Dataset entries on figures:
*****

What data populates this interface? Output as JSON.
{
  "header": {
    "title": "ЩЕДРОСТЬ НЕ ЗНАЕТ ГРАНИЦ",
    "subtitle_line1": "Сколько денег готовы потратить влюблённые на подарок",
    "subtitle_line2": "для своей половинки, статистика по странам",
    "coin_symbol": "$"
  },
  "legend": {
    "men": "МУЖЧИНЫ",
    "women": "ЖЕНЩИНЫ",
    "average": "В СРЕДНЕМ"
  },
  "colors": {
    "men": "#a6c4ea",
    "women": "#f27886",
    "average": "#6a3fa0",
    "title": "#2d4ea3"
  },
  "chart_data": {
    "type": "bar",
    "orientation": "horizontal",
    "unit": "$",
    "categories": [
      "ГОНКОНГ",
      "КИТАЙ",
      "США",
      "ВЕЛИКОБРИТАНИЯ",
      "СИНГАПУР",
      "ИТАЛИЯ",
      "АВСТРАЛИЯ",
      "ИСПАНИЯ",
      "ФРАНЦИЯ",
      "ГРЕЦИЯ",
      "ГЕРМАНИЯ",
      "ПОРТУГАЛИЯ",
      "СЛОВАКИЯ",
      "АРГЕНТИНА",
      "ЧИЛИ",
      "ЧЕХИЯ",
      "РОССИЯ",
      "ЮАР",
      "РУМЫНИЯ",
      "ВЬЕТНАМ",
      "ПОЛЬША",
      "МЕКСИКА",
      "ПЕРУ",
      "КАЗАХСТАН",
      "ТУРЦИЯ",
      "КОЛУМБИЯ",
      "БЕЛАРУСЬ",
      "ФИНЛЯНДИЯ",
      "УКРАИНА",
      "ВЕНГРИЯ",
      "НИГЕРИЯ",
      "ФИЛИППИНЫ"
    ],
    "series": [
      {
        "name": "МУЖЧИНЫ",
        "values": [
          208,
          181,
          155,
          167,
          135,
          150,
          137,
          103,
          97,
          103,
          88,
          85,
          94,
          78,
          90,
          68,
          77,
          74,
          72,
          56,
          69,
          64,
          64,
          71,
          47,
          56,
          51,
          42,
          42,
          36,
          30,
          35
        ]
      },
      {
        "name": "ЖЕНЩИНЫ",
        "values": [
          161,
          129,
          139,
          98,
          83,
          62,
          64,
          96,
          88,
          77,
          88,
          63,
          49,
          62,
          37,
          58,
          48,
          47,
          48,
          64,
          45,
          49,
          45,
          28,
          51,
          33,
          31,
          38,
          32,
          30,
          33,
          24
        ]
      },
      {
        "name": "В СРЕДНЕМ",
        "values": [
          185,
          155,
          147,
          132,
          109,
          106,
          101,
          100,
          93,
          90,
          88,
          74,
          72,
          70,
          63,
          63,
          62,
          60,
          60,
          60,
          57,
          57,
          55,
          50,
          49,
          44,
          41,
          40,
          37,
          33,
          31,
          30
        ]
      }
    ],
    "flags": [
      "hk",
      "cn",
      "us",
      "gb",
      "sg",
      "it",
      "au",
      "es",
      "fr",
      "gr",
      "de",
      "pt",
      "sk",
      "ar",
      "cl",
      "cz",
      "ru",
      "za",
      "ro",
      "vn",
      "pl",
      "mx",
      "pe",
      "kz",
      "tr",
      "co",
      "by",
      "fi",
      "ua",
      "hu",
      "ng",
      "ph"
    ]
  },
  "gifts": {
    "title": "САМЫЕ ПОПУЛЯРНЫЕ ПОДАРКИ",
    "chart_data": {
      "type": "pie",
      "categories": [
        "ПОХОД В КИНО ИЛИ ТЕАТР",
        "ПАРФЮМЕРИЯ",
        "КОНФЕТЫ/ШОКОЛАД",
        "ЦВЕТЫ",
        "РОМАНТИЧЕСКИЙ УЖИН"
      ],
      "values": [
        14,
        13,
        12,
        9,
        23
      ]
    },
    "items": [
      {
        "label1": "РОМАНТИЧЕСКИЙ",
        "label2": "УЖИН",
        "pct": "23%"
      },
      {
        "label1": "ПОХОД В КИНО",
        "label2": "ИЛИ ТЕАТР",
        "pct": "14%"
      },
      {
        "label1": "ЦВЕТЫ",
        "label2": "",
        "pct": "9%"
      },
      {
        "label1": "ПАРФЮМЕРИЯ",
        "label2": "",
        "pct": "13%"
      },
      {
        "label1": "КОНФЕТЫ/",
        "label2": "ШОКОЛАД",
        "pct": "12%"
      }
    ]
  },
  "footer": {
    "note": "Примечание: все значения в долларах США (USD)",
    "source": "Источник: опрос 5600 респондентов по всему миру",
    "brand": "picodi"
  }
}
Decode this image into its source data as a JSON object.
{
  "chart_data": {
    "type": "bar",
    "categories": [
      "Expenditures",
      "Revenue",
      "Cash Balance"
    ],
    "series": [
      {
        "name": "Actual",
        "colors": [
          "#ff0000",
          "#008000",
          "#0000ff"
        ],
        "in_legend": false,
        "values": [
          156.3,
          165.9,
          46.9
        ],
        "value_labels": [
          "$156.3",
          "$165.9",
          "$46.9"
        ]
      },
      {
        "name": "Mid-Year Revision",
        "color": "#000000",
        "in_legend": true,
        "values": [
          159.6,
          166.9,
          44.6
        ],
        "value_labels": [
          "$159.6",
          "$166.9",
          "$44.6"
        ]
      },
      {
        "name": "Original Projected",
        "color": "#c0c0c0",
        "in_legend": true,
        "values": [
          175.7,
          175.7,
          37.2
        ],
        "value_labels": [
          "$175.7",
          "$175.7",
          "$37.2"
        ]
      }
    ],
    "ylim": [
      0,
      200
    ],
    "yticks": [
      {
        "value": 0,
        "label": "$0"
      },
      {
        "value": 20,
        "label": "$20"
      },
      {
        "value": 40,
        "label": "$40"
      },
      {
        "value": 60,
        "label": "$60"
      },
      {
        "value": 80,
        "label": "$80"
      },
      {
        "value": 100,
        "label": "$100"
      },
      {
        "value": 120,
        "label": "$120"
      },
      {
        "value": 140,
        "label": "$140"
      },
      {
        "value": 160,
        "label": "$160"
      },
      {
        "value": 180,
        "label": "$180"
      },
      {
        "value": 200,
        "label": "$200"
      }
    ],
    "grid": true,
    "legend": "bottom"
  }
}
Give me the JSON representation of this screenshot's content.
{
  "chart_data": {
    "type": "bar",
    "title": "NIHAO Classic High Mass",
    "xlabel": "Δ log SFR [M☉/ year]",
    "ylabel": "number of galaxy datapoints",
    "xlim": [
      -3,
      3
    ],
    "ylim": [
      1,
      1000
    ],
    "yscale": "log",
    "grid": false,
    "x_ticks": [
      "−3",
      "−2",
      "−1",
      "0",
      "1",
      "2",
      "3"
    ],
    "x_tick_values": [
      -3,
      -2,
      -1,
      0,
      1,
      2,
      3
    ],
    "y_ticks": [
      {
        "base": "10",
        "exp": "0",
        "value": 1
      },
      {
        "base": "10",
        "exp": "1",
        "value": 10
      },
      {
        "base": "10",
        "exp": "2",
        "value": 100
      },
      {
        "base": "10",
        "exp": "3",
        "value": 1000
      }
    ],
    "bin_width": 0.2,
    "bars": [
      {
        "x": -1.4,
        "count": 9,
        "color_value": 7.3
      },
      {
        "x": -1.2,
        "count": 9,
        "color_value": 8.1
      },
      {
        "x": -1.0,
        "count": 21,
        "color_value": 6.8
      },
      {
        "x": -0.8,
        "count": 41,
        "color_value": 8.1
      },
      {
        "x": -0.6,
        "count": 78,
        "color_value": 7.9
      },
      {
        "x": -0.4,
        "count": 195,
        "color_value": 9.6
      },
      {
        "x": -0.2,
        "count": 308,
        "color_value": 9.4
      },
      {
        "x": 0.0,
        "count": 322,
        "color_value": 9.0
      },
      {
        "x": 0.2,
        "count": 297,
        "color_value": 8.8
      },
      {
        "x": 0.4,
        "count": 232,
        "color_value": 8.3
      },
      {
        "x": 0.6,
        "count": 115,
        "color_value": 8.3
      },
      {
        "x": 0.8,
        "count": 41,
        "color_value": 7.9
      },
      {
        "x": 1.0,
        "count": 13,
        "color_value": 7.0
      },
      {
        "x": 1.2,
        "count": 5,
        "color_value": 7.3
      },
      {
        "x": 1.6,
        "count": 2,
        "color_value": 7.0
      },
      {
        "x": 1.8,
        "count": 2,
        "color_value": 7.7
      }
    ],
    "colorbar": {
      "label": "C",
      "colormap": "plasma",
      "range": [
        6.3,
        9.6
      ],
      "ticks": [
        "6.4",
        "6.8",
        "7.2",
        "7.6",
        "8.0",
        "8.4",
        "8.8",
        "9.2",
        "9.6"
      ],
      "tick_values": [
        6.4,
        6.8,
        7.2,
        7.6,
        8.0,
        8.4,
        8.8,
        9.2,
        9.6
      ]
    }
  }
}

*****

Directions for this task:
Only a number is expected here: the count of lines in the listing that hold the string "КИНО".

Solution to this exercise:
2